» Direction: Sift the listing for lines that hold the string "have" and pull them out.
###
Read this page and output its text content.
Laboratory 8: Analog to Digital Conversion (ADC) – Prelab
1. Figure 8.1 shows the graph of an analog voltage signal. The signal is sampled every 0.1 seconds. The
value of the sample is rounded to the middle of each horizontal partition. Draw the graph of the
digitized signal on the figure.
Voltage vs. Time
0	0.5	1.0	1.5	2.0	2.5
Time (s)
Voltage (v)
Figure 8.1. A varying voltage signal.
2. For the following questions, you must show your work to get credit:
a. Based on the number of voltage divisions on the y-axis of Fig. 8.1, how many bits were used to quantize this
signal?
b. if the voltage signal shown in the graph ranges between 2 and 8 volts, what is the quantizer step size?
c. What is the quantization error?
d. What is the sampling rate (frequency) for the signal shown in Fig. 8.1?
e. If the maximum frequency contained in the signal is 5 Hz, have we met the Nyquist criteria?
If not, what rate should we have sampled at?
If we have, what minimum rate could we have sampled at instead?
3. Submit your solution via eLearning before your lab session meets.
###
» Problem solution:
e. If the maximum frequency contained in the signal is 5 Hz, have we met the Nyquist criteria?
If not, what rate should we have sampled at?
If we have, what minimum rate could we have sampled at instead?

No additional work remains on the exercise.